▸ **WORK TO BE COMPLETED**:
Wherever the word "thống" appears in a line, copy that line.

▸ **SOURCE RECORDS**:
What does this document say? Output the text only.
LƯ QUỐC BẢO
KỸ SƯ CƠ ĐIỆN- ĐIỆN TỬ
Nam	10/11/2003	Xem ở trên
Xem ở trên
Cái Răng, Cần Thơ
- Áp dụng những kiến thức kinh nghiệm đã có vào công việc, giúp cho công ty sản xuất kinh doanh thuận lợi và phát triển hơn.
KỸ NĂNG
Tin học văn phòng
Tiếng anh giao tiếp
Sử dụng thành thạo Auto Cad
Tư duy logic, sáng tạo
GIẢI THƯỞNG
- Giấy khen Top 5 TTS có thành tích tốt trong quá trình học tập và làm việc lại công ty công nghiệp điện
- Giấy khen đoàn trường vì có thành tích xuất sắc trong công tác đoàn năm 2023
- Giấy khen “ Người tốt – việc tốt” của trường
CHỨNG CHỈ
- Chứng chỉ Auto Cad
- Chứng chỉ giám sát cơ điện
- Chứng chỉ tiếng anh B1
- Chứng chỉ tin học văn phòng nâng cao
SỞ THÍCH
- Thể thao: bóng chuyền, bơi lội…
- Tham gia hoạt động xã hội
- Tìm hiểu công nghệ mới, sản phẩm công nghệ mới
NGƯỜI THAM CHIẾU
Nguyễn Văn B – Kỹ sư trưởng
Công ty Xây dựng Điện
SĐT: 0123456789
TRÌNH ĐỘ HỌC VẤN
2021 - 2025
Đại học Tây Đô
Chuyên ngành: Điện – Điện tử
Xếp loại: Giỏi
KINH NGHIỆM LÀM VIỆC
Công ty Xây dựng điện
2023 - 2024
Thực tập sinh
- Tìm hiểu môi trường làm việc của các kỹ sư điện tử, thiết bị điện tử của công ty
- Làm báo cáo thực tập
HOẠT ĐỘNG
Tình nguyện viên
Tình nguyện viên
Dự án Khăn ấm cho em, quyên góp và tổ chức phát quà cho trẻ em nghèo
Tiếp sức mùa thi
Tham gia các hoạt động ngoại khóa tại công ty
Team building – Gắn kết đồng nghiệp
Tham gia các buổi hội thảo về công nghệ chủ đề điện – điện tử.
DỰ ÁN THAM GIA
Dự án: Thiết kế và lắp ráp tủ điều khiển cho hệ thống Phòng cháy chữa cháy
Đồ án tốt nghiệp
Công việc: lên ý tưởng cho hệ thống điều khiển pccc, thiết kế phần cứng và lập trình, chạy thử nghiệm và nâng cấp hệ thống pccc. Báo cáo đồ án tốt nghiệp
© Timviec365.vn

▸ **TASK OUTPUT**:
Dự án: Thiết kế và lắp ráp tủ điều khiển cho hệ thống Phòng cháy chữa cháy
Công việc: lên ý tưởng cho hệ thống điều khiển pccc, thiết kế phần cứng và lập trình, chạy thử nghiệm và nâng cấp hệ thống pccc. Báo cáo đồ án tốt nghiệp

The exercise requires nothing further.